— start Input rows —

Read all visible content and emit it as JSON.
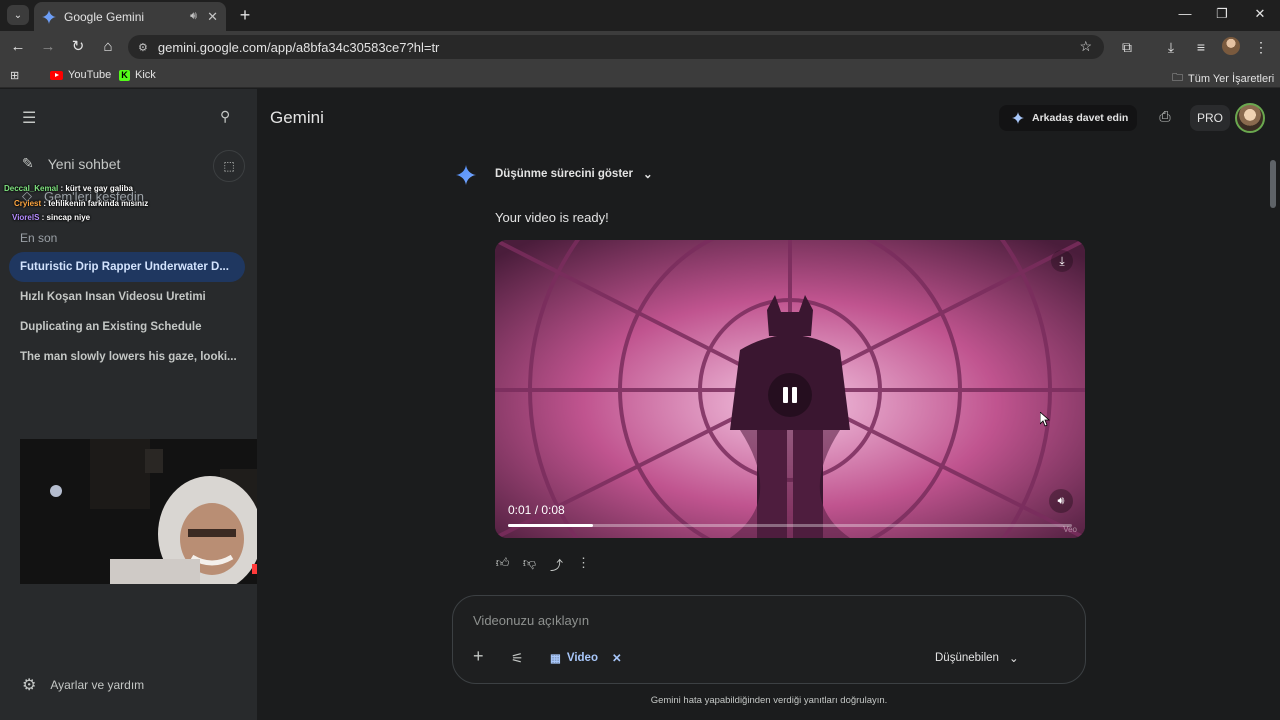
{
  "browser": {
    "tab_title": "Google Gemini",
    "url": "gemini.google.com/app/a8bfa34c30583ce7?hl=tr",
    "bookmarks": [
      "YouTube",
      "Kick"
    ],
    "all_bookmarks": "Tüm Yer İşaretleri"
  },
  "sidebar": {
    "new_chat": "Yeni sohbet",
    "gems": "Gem'leri keşfedin",
    "recent_heading": "En son",
    "history": [
      "Futuristic Drip Rapper Underwater D...",
      "Hızlı Koşan İnsan Videosu Üretimi",
      "Duplicating an Existing Schedule",
      "The man slowly lowers his gaze, looki..."
    ],
    "settings": "Ayarlar ve yardım"
  },
  "overlay_chat": [
    {
      "user": "Deccal_Kemal",
      "msg": " : kürt ve gay galiba"
    },
    {
      "user": "Cryiest",
      "msg": " : tehlikenin farkında mısınız"
    },
    {
      "user": "ViorelS",
      "msg": " : sincap niye"
    }
  ],
  "header": {
    "brand": "Gemini",
    "invite": "Arkadaş davet edin",
    "plan": "PRO"
  },
  "response": {
    "thinking_toggle": "Düşünme sürecini göster",
    "message": "Your video is ready!",
    "video": {
      "timecode": "0:01 / 0:08",
      "progress": 0.15,
      "watermark": "Veo"
    }
  },
  "input": {
    "placeholder": "Videonuzu açıklayın",
    "tool_chip": "Video",
    "model": "Düşünebilen",
    "disclaimer": "Gemini hata yapabildiğinden verdiği yanıtları doğrulayın."
  },
  "colors": {
    "accent": "#a8c7fa",
    "active_history": "#1f3760",
    "video_tint": "#c0548f"
  }
}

— end Input rows —

Brief »
Choose all lines containing the string "user" and copy them out.

Solution to this problem »
      "user": "Deccal_Kemal",
      "user": "Cryiest",
      "user": "ViorelS",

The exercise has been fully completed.